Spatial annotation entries
┌──

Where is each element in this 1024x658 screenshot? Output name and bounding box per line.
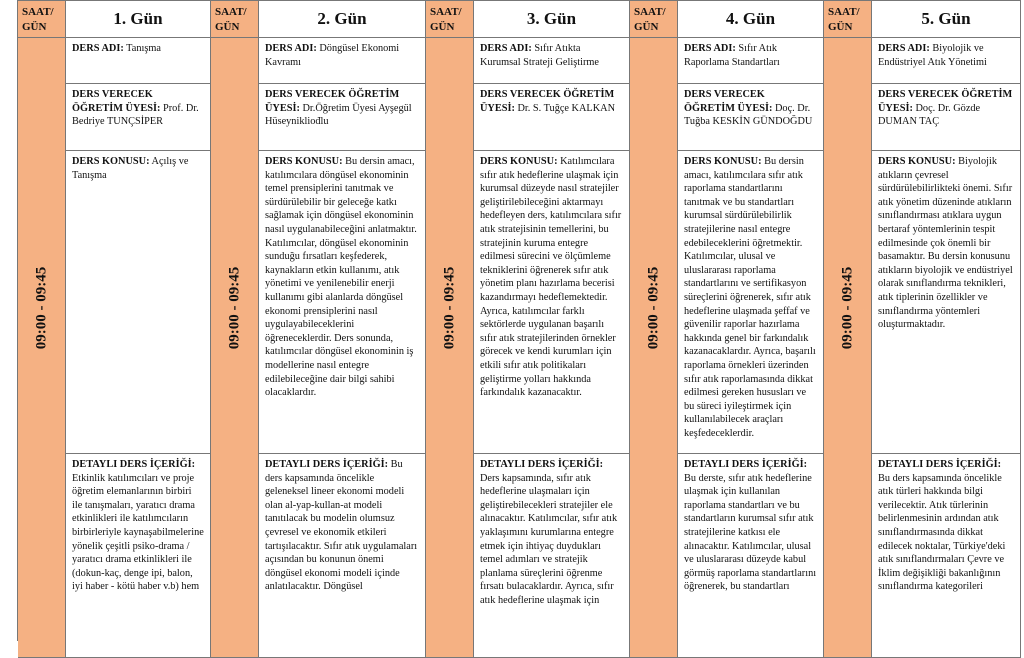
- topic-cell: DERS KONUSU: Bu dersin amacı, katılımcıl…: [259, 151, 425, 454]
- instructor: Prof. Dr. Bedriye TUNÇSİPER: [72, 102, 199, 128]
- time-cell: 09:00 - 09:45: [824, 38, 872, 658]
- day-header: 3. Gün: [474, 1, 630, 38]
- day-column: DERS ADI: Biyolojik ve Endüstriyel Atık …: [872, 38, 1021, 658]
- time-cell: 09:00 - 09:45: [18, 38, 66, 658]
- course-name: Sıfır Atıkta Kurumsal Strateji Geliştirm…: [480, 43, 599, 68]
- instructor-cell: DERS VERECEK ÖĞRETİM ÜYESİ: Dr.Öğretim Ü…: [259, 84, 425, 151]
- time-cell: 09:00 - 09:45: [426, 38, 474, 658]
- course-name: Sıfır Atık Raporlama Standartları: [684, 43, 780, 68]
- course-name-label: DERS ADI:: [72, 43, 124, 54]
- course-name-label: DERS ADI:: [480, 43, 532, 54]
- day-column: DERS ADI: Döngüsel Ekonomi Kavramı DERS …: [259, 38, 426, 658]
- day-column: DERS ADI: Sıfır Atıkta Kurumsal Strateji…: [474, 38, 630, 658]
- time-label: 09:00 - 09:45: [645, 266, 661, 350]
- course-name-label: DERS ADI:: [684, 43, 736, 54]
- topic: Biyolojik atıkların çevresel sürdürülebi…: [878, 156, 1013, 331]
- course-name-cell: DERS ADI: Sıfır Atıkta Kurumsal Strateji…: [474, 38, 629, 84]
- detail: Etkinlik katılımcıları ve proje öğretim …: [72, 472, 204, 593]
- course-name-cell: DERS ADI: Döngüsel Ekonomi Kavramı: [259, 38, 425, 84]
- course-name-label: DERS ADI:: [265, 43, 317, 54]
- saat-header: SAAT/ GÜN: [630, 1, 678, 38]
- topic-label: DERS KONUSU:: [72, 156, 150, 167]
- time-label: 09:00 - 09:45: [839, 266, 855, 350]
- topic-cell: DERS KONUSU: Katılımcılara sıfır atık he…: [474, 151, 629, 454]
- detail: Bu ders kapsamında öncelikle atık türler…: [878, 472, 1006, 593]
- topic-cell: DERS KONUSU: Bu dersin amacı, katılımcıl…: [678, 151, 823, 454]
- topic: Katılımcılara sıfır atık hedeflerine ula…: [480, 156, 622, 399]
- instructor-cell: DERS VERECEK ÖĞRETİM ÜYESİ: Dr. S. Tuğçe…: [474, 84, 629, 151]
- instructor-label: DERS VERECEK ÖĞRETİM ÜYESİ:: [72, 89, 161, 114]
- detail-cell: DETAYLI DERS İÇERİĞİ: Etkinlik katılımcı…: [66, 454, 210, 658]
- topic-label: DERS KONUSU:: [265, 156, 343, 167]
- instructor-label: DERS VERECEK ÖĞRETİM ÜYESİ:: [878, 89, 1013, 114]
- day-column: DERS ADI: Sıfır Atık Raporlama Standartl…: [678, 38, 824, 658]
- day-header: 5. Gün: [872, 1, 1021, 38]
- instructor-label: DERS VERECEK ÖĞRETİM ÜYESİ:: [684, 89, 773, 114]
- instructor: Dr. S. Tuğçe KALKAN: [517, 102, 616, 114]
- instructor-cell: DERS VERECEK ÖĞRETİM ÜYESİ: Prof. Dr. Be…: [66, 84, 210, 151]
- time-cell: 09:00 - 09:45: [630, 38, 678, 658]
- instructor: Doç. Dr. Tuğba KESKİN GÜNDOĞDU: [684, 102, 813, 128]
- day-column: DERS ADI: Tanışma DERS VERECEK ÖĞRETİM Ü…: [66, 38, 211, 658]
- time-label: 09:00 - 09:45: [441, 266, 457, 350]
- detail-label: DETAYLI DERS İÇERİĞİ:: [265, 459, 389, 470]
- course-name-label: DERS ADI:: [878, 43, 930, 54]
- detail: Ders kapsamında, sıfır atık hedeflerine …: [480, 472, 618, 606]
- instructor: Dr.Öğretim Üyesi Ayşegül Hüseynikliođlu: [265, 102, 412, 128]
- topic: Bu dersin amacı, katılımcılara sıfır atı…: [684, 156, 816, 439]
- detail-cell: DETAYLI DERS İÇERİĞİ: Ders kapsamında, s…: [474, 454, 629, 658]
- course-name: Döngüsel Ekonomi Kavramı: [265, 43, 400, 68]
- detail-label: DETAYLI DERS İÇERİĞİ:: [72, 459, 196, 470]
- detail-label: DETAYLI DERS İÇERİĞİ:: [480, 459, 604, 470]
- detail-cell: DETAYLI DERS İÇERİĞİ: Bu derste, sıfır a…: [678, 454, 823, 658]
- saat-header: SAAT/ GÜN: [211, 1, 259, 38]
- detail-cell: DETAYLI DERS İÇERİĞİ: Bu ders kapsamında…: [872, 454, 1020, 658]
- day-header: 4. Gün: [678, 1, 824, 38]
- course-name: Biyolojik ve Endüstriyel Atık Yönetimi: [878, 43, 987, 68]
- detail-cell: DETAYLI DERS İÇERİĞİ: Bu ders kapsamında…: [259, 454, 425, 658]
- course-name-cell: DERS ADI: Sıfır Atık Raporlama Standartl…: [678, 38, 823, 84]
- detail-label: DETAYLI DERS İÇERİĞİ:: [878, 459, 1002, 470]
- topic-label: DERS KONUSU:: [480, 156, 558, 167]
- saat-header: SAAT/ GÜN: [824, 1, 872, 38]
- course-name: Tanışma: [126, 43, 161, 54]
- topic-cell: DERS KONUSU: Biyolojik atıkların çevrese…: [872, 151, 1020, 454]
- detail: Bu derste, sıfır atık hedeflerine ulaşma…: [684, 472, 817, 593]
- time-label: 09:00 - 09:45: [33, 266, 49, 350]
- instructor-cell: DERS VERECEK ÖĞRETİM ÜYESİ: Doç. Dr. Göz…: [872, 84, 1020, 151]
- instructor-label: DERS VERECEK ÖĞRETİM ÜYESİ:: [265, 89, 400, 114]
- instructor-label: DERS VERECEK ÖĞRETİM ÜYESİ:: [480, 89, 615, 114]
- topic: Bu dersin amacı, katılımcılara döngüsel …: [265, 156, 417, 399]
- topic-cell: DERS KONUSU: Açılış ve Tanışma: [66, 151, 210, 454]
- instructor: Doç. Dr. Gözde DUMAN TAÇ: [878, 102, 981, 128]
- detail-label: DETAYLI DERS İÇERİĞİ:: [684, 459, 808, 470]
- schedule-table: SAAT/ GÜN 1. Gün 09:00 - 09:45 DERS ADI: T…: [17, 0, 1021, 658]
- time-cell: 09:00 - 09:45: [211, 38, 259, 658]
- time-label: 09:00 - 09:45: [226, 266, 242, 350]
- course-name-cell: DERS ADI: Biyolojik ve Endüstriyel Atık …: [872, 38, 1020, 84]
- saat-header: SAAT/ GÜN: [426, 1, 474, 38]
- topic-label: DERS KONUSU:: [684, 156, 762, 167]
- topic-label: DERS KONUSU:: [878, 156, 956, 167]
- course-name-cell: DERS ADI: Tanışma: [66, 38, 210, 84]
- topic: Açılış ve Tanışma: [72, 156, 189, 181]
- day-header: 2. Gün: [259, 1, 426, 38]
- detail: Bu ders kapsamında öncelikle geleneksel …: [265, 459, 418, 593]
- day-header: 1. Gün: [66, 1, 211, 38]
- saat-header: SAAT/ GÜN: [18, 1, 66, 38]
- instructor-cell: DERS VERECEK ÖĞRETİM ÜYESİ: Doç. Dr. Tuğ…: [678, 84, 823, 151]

└──
┌──

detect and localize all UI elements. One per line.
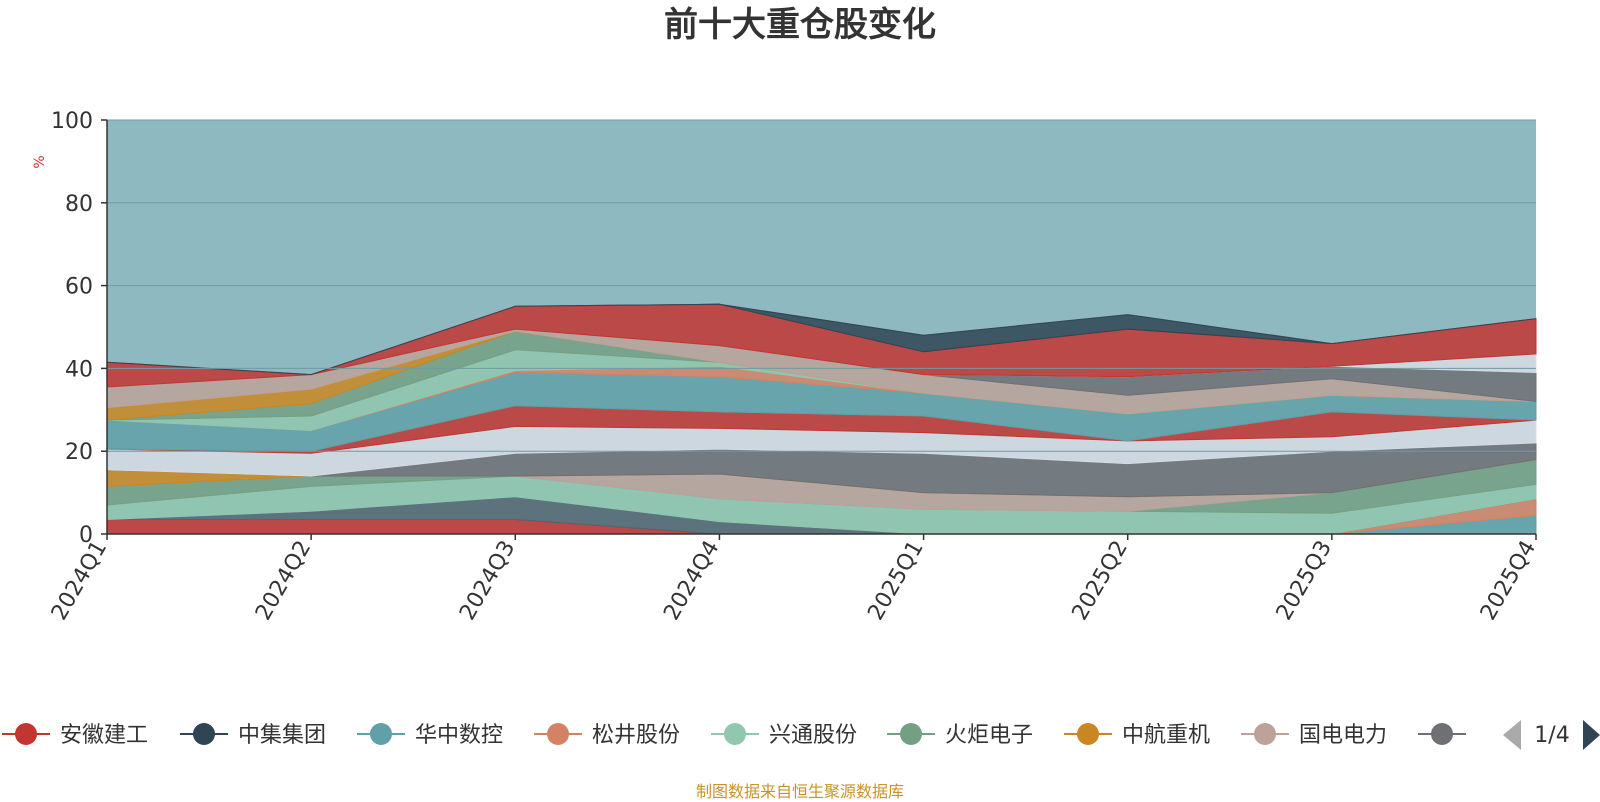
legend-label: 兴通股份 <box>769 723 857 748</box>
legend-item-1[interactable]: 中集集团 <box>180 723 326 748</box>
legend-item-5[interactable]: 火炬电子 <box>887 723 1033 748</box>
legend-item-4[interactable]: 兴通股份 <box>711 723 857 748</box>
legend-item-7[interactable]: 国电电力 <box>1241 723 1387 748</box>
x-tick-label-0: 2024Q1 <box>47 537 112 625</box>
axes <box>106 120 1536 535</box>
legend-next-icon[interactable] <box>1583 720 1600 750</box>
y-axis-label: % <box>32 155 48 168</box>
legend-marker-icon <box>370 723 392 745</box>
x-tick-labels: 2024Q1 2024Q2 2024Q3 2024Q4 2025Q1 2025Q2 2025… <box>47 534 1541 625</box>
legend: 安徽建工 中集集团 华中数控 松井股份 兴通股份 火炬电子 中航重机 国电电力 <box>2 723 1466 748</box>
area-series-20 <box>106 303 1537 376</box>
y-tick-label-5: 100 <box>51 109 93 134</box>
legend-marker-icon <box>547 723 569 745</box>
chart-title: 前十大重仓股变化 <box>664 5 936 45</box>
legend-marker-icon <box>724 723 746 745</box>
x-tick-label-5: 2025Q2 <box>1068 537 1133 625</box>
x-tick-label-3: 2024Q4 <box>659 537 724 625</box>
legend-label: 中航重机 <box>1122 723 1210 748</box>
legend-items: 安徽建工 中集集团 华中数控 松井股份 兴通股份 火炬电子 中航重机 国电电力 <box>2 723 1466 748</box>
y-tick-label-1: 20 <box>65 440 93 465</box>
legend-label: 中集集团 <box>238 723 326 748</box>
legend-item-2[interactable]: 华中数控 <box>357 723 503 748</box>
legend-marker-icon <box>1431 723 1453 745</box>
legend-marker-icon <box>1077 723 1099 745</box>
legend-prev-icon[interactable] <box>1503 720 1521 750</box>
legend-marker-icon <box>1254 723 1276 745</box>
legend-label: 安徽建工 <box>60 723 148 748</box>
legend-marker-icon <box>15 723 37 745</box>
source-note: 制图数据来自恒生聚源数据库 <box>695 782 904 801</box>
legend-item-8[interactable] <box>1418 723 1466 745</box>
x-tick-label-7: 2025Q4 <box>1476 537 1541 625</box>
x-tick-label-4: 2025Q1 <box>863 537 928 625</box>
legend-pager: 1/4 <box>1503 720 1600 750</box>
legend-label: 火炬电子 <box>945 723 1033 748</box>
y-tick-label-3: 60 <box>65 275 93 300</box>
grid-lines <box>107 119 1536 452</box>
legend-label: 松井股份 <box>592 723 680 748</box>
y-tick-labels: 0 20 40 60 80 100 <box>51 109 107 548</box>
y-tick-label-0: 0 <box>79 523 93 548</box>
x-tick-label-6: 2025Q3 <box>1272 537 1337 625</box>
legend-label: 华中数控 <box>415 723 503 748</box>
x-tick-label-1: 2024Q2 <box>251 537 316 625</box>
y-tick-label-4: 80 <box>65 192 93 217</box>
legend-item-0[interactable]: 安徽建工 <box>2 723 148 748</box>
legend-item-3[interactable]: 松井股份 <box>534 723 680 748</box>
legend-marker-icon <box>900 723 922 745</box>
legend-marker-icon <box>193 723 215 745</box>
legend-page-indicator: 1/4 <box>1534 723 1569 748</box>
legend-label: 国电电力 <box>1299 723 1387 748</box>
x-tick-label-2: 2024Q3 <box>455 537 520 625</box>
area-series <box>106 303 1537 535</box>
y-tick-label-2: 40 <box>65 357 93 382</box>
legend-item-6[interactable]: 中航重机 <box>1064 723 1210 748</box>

└──

Task requirements: Reproduce word for word the portion of the records that opens with the line containing "legend-label: 兴通股份 <box>769 723 857 748</box>" and closes with the line containing "legend-pager: 1/4 <box>1503", including both of those lines.

Exercise answer:
legend-label: 兴通股份 <box>769 723 857 748</box>
legend-item-1[interactable]: 中集集团 <box>180 723 326 748</box>
legend-item-5[interactable]: 火炬电子 <box>887 723 1033 748</box>
legend-item-4[interactable]: 兴通股份 <box>711 723 857 748</box>
legend-item-7[interactable]: 国电电力 <box>1241 723 1387 748</box>
x-tick-label-0: 2024Q1 <box>47 537 112 625</box>
axes <box>106 120 1536 535</box>
legend-next-icon[interactable] <box>1583 720 1600 750</box>
y-axis-label: % <box>32 155 48 168</box>
legend-marker-icon <box>370 723 392 745</box>
x-tick-labels: 2024Q1 2024Q2 2024Q3 2024Q4 2025Q1 2025Q2 2025… <box>47 534 1541 625</box>
legend: 安徽建工 中集集团 华中数控 松井股份 兴通股份 火炬电子 中航重机 国电电力 <box>2 723 1466 748</box>
area-series-20 <box>106 303 1537 376</box>
y-tick-label-5: 100 <box>51 109 93 134</box>
legend-marker-icon <box>547 723 569 745</box>
chart-title: 前十大重仓股变化 <box>664 5 936 45</box>
legend-marker-icon <box>724 723 746 745</box>
x-tick-label-5: 2025Q2 <box>1068 537 1133 625</box>
x-tick-label-3: 2024Q4 <box>659 537 724 625</box>
legend-label: 中航重机 <box>1122 723 1210 748</box>
legend-items: 安徽建工 中集集团 华中数控 松井股份 兴通股份 火炬电子 中航重机 国电电力 <box>2 723 1466 748</box>
y-tick-label-1: 20 <box>65 440 93 465</box>
legend-label: 中集集团 <box>238 723 326 748</box>
legend-item-2[interactable]: 华中数控 <box>357 723 503 748</box>
legend-marker-icon <box>1431 723 1453 745</box>
legend-marker-icon <box>1077 723 1099 745</box>
legend-prev-icon[interactable] <box>1503 720 1521 750</box>
legend-marker-icon <box>1254 723 1276 745</box>
legend-label: 安徽建工 <box>60 723 148 748</box>
legend-marker-icon <box>15 723 37 745</box>
source-note: 制图数据来自恒生聚源数据库 <box>695 782 904 801</box>
legend-item-8[interactable] <box>1418 723 1466 745</box>
x-tick-label-7: 2025Q4 <box>1476 537 1541 625</box>
x-tick-label-4: 2025Q1 <box>863 537 928 625</box>
legend-pager: 1/4 <box>1503 720 1600 750</box>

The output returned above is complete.